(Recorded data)
- - - - - - -

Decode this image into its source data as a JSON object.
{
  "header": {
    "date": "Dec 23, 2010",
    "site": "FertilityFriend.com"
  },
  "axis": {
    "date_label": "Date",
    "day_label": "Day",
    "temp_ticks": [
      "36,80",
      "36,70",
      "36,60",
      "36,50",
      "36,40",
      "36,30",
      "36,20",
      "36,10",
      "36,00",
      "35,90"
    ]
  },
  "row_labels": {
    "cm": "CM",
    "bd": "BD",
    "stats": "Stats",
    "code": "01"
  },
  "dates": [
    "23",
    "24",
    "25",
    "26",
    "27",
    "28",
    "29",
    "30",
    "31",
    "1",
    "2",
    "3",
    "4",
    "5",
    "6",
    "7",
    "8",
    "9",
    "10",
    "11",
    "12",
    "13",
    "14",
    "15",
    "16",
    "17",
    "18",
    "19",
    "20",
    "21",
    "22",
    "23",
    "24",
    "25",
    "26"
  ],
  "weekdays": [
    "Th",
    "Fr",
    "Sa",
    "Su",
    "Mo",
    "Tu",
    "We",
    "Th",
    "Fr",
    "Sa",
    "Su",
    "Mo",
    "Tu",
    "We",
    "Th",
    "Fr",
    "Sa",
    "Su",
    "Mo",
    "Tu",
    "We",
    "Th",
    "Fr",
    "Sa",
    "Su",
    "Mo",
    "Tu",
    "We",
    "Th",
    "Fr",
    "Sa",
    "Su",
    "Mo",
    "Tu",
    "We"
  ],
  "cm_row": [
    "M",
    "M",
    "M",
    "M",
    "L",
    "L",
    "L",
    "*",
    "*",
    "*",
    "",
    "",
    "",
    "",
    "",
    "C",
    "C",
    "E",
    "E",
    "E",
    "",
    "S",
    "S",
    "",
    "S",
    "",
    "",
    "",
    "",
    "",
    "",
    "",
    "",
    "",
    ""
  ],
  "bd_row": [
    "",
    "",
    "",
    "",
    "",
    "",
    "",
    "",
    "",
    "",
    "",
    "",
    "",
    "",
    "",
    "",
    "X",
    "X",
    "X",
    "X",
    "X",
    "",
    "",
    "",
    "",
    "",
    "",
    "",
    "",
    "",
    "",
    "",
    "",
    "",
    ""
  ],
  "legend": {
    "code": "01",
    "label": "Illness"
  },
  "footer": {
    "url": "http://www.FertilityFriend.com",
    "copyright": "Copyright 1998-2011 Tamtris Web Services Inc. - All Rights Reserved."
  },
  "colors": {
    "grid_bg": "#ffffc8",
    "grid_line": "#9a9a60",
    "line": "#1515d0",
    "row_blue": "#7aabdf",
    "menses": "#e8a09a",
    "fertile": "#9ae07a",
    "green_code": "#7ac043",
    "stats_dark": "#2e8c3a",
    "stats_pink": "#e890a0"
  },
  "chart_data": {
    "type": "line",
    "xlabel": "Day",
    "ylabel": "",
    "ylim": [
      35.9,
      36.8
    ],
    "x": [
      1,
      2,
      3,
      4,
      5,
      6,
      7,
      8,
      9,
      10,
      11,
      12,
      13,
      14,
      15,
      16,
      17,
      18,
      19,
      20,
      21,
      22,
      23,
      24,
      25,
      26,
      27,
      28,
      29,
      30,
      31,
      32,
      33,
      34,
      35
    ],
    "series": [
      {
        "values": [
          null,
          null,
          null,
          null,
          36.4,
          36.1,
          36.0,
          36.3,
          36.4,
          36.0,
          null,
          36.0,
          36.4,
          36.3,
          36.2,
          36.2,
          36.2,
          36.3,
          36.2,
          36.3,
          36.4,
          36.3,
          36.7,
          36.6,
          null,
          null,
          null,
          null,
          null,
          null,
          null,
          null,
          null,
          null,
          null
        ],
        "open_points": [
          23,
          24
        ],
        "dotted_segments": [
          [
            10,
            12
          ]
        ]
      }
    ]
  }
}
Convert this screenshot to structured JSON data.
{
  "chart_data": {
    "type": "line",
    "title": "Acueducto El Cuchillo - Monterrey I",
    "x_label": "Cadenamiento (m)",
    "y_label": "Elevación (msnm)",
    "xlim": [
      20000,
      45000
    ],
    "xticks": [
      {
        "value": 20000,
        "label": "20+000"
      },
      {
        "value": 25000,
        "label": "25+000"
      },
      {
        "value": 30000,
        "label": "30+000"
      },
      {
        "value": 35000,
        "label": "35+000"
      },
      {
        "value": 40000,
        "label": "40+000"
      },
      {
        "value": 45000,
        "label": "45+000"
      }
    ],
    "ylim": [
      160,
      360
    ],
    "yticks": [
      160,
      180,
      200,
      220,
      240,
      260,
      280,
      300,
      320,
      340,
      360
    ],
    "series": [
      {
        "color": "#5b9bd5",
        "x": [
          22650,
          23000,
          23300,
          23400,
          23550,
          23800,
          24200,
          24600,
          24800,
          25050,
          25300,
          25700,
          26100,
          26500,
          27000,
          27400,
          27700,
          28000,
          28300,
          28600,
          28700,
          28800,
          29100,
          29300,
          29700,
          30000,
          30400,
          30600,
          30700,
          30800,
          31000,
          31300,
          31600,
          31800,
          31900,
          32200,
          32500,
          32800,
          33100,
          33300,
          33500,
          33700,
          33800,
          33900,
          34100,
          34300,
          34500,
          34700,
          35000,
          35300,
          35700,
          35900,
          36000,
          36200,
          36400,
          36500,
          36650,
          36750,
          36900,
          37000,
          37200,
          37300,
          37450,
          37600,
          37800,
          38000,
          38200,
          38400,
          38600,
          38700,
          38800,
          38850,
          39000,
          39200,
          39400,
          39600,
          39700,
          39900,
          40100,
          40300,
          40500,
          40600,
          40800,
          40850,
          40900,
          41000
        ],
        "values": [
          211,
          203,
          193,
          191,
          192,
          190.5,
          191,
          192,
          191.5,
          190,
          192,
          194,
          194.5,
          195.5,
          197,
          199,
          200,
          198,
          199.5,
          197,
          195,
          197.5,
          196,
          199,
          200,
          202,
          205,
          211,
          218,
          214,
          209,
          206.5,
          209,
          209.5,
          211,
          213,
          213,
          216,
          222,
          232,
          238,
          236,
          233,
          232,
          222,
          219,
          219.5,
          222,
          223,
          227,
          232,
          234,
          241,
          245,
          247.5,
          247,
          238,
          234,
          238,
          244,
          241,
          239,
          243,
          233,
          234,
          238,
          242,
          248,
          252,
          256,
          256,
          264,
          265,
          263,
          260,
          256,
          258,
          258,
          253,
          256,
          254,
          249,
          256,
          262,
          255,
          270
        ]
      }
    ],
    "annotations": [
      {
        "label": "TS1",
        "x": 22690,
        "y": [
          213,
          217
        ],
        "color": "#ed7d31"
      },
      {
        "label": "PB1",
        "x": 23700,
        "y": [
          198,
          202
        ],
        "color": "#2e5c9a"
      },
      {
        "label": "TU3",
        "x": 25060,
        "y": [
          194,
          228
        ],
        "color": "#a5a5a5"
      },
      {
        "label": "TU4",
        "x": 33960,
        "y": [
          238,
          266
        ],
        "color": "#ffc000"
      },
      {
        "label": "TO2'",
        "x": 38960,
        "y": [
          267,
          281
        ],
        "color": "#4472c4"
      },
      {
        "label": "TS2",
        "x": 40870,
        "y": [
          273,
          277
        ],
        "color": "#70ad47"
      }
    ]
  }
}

- - - - - - -

_GOAL_
Return all of the above records exactly, leaving no line out.

_RESULT FOR THIS EXERCISE_
Decode this image into its source data as a JSON object.
{
  "header": {
    "date": "Dec 23, 2010",
    "site": "FertilityFriend.com"
  },
  "axis": {
    "date_label": "Date",
    "day_label": "Day",
    "temp_ticks": [
      "36,80",
      "36,70",
      "36,60",
      "36,50",
      "36,40",
      "36,30",
      "36,20",
      "36,10",
      "36,00",
      "35,90"
    ]
  },
  "row_labels": {
    "cm": "CM",
    "bd": "BD",
    "stats": "Stats",
    "code": "01"
  },
  "dates": [
    "23",
    "24",
    "25",
    "26",
    "27",
    "28",
    "29",
    "30",
    "31",
    "1",
    "2",
    "3",
    "4",
    "5",
    "6",
    "7",
    "8",
    "9",
    "10",
    "11",
    "12",
    "13",
    "14",
    "15",
    "16",
    "17",
    "18",
    "19",
    "20",
    "21",
    "22",
    "23",
    "24",
    "25",
    "26"
  ],
  "weekdays": [
    "Th",
    "Fr",
    "Sa",
    "Su",
    "Mo",
    "Tu",
    "We",
    "Th",
    "Fr",
    "Sa",
    "Su",
    "Mo",
    "Tu",
    "We",
    "Th",
    "Fr",
    "Sa",
    "Su",
    "Mo",
    "Tu",
    "We",
    "Th",
    "Fr",
    "Sa",
    "Su",
    "Mo",
    "Tu",
    "We",
    "Th",
    "Fr",
    "Sa",
    "Su",
    "Mo",
    "Tu",
    "We"
  ],
  "cm_row": [
    "M",
    "M",
    "M",
    "M",
    "L",
    "L",
    "L",
    "*",
    "*",
    "*",
    "",
    "",
    "",
    "",
    "",
    "C",
    "C",
    "E",
    "E",
    "E",
    "",
    "S",
    "S",
    "",
    "S",
    "",
    "",
    "",
    "",
    "",
    "",
    "",
    "",
    "",
    ""
  ],
  "bd_row": [
    "",
    "",
    "",
    "",
    "",
    "",
    "",
    "",
    "",
    "",
    "",
    "",
    "",
    "",
    "",
    "",
    "X",
    "X",
    "X",
    "X",
    "X",
    "",
    "",
    "",
    "",
    "",
    "",
    "",
    "",
    "",
    "",
    "",
    "",
    "",
    ""
  ],
  "legend": {
    "code": "01",
    "label": "Illness"
  },
  "footer": {
    "url": "http://www.FertilityFriend.com",
    "copyright": "Copyright 1998-2011 Tamtris Web Services Inc. - All Rights Reserved."
  },
  "colors": {
    "grid_bg": "#ffffc8",
    "grid_line": "#9a9a60",
    "line": "#1515d0",
    "row_blue": "#7aabdf",
    "menses": "#e8a09a",
    "fertile": "#9ae07a",
    "green_code": "#7ac043",
    "stats_dark": "#2e8c3a",
    "stats_pink": "#e890a0"
  },
  "chart_data": {
    "type": "line",
    "xlabel": "Day",
    "ylabel": "",
    "ylim": [
      35.9,
      36.8
    ],
    "x": [
      1,
      2,
      3,
      4,
      5,
      6,
      7,
      8,
      9,
      10,
      11,
      12,
      13,
      14,
      15,
      16,
      17,
      18,
      19,
      20,
      21,
      22,
      23,
      24,
      25,
      26,
      27,
      28,
      29,
      30,
      31,
      32,
      33,
      34,
      35
    ],
    "series": [
      {
        "values": [
          null,
          null,
          null,
          null,
          36.4,
          36.1,
          36.0,
          36.3,
          36.4,
          36.0,
          null,
          36.0,
          36.4,
          36.3,
          36.2,
          36.2,
          36.2,
          36.3,
          36.2,
          36.3,
          36.4,
          36.3,
          36.7,
          36.6,
          null,
          null,
          null,
          null,
          null,
          null,
          null,
          null,
          null,
          null,
          null
        ],
        "open_points": [
          23,
          24
        ],
        "dotted_segments": [
          [
            10,
            12
          ]
        ]
      }
    ]
  }
}
Convert this screenshot to structured JSON data.
{
  "chart_data": {
    "type": "line",
    "title": "Acueducto El Cuchillo - Monterrey I",
    "x_label": "Cadenamiento (m)",
    "y_label": "Elevación (msnm)",
    "xlim": [
      20000,
      45000
    ],
    "xticks": [
      {
        "value": 20000,
        "label": "20+000"
      },
      {
        "value": 25000,
        "label": "25+000"
      },
      {
        "value": 30000,
        "label": "30+000"
      },
      {
        "value": 35000,
        "label": "35+000"
      },
      {
        "value": 40000,
        "label": "40+000"
      },
      {
        "value": 45000,
        "label": "45+000"
      }
    ],
    "ylim": [
      160,
      360
    ],
    "yticks": [
      160,
      180,
      200,
      220,
      240,
      260,
      280,
      300,
      320,
      340,
      360
    ],
    "series": [
      {
        "color": "#5b9bd5",
        "x": [
          22650,
          23000,
          23300,
          23400,
          23550,
          23800,
          24200,
          24600,
          24800,
          25050,
          25300,
          25700,
          26100,
          26500,
          27000,
          27400,
          27700,
          28000,
          28300,
          28600,
          28700,
          28800,
          29100,
          29300,
          29700,
          30000,
          30400,
          30600,
          30700,
          30800,
          31000,
          31300,
          31600,
          31800,
          31900,
          32200,
          32500,
          32800,
          33100,
          33300,
          33500,
          33700,
          33800,
          33900,
          34100,
          34300,
          34500,
          34700,
          35000,
          35300,
          35700,
          35900,
          36000,
          36200,
          36400,
          36500,
          36650,
          36750,
          36900,
          37000,
          37200,
          37300,
          37450,
          37600,
          37800,
          38000,
          38200,
          38400,
          38600,
          38700,
          38800,
          38850,
          39000,
          39200,
          39400,
          39600,
          39700,
          39900,
          40100,
          40300,
          40500,
          40600,
          40800,
          40850,
          40900,
          41000
        ],
        "values": [
          211,
          203,
          193,
          191,
          192,
          190.5,
          191,
          192,
          191.5,
          190,
          192,
          194,
          194.5,
          195.5,
          197,
          199,
          200,
          198,
          199.5,
          197,
          195,
          197.5,
          196,
          199,
          200,
          202,
          205,
          211,
          218,
          214,
          209,
          206.5,
          209,
          209.5,
          211,
          213,
          213,
          216,
          222,
          232,
          238,
          236,
          233,
          232,
          222,
          219,
          219.5,
          222,
          223,
          227,
          232,
          234,
          241,
          245,
          247.5,
          247,
          238,
          234,
          238,
          244,
          241,
          239,
          243,
          233,
          234,
          238,
          242,
          248,
          252,
          256,
          256,
          264,
          265,
          263,
          260,
          256,
          258,
          258,
          253,
          256,
          254,
          249,
          256,
          262,
          255,
          270
        ]
      }
    ],
    "annotations": [
      {
        "label": "TS1",
        "x": 22690,
        "y": [
          213,
          217
        ],
        "color": "#ed7d31"
      },
      {
        "label": "PB1",
        "x": 23700,
        "y": [
          198,
          202
        ],
        "color": "#2e5c9a"
      },
      {
        "label": "TU3",
        "x": 25060,
        "y": [
          194,
          228
        ],
        "color": "#a5a5a5"
      },
      {
        "label": "TU4",
        "x": 33960,
        "y": [
          238,
          266
        ],
        "color": "#ffc000"
      },
      {
        "label": "TO2'",
        "x": 38960,
        "y": [
          267,
          281
        ],
        "color": "#4472c4"
      },
      {
        "label": "TS2",
        "x": 40870,
        "y": [
          273,
          277
        ],
        "color": "#70ad47"
      }
    ]
  }
}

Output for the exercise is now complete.